##### Listing #####

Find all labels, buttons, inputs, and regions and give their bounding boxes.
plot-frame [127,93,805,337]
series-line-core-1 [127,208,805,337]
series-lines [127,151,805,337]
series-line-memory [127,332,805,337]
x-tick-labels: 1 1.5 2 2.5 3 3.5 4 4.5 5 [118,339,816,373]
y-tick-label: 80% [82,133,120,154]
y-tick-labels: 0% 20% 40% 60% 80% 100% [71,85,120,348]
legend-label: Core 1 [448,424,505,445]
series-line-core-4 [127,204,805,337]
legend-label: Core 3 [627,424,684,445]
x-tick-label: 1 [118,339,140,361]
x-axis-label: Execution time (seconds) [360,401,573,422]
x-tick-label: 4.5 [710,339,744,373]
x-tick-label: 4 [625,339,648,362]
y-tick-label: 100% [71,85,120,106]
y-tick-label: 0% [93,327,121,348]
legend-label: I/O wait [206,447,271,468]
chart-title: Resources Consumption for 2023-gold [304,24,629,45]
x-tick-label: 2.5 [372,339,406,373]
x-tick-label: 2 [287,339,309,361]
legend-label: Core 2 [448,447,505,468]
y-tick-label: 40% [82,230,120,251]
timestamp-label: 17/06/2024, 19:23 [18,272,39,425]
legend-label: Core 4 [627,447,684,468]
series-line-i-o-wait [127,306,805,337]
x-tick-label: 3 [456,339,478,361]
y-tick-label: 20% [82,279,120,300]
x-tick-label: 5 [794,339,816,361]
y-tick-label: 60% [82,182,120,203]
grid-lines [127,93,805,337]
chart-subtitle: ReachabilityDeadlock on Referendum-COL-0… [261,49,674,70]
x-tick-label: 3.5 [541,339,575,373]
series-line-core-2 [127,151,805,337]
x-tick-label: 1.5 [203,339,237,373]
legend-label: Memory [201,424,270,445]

#####
##### Listing #####

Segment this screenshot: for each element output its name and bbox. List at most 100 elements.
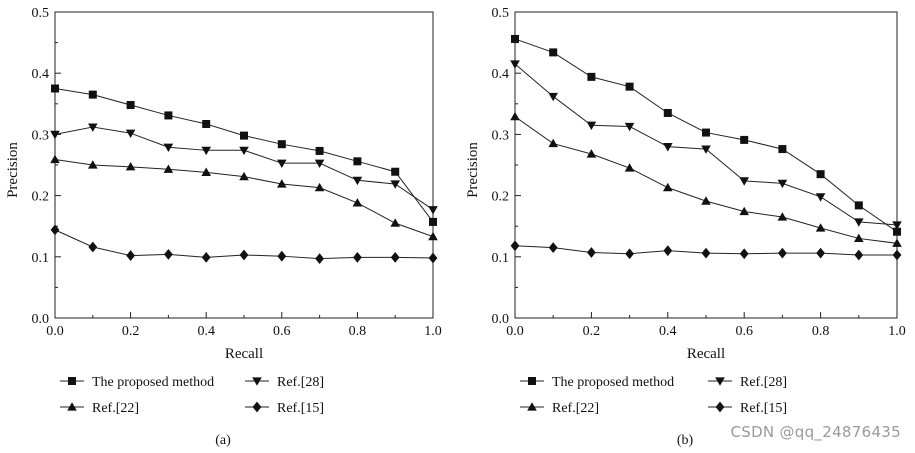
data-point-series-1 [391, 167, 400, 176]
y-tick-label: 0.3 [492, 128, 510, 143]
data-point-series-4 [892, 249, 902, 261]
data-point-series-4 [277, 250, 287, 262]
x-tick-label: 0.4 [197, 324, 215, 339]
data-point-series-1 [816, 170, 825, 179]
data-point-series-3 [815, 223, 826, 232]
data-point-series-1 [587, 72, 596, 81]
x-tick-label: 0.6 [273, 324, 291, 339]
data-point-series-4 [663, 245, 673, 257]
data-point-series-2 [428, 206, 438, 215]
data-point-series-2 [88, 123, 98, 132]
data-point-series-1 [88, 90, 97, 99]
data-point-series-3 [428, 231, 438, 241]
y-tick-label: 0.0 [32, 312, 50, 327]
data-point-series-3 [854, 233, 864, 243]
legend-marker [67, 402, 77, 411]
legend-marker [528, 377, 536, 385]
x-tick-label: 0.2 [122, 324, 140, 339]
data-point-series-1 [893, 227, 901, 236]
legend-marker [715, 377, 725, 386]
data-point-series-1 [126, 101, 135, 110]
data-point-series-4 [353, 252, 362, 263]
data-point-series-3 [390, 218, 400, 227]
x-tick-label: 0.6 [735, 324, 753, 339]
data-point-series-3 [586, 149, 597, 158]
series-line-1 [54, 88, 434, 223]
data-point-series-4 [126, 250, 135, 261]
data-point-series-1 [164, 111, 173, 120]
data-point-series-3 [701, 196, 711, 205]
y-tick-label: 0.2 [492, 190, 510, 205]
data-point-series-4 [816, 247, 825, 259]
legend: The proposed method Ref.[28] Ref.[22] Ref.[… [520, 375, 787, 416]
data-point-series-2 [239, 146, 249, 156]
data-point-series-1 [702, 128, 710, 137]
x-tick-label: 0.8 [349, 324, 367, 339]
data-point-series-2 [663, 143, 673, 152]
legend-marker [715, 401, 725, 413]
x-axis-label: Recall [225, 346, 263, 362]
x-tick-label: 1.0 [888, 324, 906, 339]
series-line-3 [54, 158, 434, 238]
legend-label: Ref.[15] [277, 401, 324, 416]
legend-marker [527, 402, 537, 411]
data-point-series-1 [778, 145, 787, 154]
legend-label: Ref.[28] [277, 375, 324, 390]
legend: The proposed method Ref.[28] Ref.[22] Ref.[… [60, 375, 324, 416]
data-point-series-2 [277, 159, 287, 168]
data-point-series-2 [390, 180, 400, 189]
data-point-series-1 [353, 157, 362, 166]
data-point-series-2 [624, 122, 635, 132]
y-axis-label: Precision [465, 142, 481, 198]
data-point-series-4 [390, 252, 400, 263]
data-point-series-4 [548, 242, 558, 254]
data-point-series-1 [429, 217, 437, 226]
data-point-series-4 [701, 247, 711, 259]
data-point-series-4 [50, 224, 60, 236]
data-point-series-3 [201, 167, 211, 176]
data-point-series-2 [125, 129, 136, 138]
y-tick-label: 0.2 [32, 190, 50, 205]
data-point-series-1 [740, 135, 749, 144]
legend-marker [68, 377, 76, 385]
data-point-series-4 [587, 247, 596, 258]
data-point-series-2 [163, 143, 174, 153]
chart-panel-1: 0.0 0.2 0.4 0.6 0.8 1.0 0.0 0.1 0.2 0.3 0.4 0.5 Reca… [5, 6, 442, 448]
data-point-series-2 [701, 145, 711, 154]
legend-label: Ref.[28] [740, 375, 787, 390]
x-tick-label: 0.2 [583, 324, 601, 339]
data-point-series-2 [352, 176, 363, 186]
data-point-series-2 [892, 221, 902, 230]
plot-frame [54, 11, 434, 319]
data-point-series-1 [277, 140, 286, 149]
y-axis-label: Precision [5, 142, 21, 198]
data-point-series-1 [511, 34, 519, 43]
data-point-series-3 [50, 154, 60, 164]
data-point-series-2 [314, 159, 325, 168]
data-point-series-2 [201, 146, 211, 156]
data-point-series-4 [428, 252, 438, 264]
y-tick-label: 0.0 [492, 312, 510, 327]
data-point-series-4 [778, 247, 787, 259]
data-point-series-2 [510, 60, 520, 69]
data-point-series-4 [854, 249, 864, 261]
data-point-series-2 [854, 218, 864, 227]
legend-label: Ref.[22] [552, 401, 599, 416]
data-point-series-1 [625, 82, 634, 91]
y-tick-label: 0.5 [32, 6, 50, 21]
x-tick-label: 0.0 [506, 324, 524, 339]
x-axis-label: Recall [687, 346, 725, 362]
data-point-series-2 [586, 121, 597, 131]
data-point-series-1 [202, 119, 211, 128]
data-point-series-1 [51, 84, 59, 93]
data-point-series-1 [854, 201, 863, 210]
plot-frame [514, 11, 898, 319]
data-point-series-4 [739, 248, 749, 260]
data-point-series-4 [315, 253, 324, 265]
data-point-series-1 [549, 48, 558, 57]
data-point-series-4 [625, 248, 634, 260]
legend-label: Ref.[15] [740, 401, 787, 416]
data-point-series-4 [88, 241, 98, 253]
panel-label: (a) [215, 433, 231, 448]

#####
##### Listing #####

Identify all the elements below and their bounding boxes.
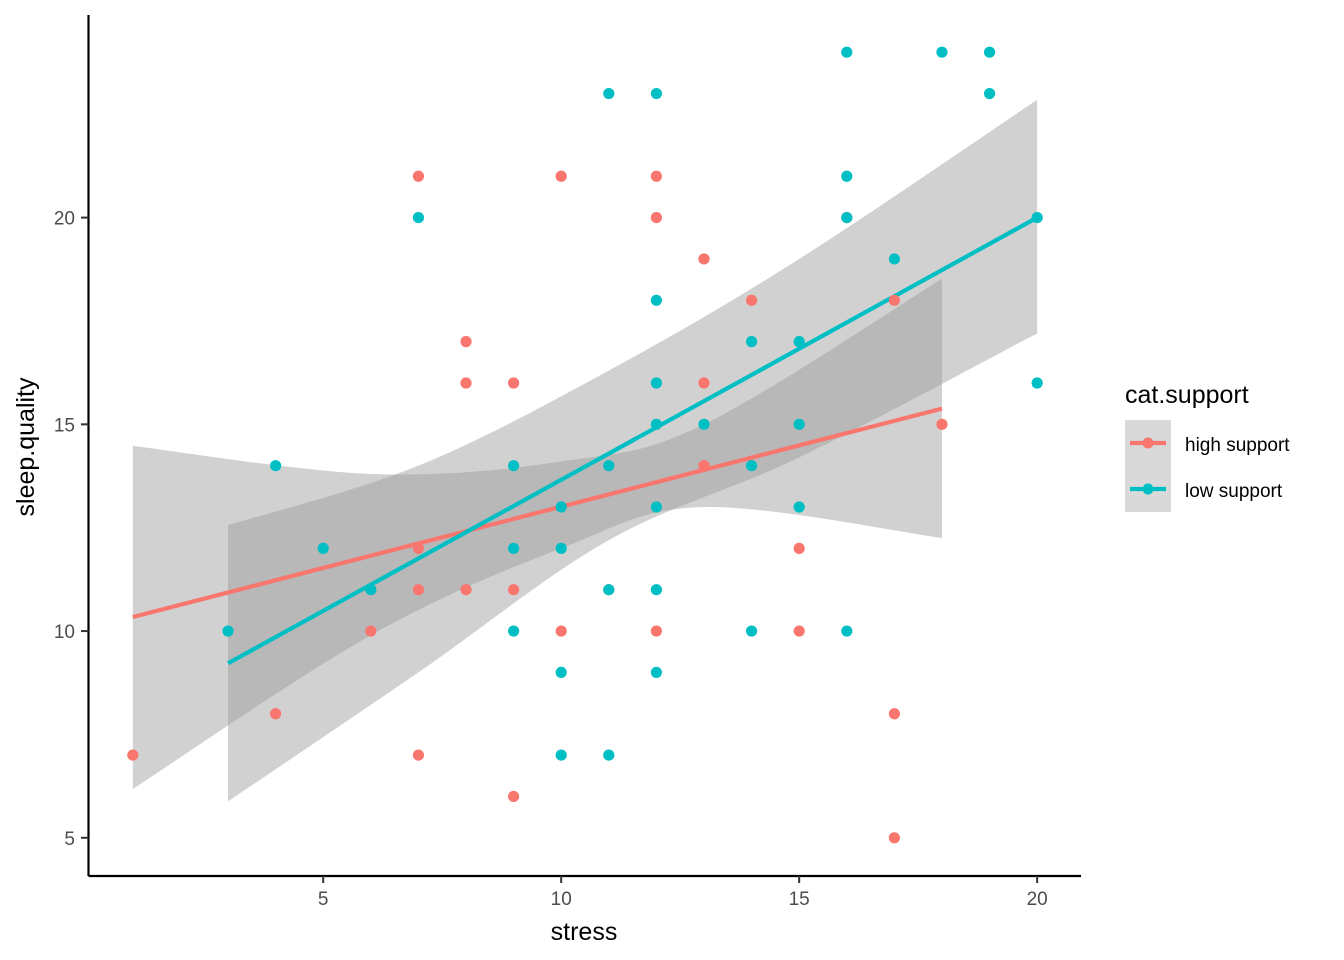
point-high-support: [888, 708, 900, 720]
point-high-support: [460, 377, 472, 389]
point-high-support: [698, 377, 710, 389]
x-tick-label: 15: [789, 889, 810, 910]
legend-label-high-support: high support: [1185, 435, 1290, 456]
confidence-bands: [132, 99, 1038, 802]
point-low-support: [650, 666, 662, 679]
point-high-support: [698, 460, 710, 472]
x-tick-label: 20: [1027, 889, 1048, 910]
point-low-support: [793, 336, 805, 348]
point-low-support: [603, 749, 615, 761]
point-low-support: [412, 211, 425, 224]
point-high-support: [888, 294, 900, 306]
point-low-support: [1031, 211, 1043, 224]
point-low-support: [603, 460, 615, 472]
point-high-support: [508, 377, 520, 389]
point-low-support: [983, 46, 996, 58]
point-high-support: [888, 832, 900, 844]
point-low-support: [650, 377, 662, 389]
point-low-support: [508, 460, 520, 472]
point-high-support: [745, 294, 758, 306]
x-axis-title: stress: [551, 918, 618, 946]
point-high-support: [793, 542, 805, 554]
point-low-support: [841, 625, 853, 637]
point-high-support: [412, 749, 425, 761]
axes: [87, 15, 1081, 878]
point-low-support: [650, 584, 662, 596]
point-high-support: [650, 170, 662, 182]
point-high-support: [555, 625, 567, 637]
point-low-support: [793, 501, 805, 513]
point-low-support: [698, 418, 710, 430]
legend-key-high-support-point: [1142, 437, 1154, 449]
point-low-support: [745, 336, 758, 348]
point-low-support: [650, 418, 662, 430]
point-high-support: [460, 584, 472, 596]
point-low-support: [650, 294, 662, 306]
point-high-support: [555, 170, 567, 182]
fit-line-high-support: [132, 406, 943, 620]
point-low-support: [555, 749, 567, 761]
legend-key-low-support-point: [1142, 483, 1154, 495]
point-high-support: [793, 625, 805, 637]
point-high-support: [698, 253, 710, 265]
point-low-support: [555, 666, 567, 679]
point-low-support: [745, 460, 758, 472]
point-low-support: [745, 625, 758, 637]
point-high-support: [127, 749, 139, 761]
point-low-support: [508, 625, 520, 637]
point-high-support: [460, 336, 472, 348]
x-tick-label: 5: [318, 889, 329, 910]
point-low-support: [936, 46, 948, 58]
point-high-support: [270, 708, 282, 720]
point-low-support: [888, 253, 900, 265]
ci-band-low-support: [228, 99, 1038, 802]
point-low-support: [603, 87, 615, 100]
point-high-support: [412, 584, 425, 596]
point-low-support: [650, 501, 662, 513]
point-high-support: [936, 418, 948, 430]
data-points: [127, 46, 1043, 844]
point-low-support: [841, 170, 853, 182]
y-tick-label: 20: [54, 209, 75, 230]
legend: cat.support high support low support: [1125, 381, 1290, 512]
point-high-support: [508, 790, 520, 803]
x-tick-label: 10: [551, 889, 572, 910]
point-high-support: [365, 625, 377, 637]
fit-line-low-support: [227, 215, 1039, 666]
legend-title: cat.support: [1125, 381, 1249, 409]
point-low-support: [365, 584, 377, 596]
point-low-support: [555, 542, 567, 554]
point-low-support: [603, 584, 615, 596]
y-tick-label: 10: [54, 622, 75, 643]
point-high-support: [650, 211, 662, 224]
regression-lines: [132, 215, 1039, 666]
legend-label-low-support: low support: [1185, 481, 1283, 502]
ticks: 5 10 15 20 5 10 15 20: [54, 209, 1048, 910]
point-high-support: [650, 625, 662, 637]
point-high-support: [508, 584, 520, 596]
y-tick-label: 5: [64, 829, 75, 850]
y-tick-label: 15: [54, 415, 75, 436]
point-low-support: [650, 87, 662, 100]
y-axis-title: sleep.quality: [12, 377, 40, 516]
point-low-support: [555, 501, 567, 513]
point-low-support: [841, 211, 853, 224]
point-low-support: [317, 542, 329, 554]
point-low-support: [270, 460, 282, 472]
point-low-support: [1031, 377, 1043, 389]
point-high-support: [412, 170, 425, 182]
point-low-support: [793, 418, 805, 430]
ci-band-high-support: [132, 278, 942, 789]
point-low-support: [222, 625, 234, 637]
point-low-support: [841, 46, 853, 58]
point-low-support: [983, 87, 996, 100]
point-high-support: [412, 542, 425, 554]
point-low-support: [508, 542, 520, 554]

#####

(What the task asks)
Copy the items above word for word, from the line with "point-high-support: [888, 708, 900, 720]" to the line with "legend-label-high-support: high support: [1185, 435, 1290, 456]", including both of those lines.

(Problem solution)
point-high-support: [888, 708, 900, 720]
point-high-support: [460, 377, 472, 389]
point-high-support: [698, 377, 710, 389]
x-tick-label: 15: [789, 889, 810, 910]
legend-label-high-support: high support: [1185, 435, 1290, 456]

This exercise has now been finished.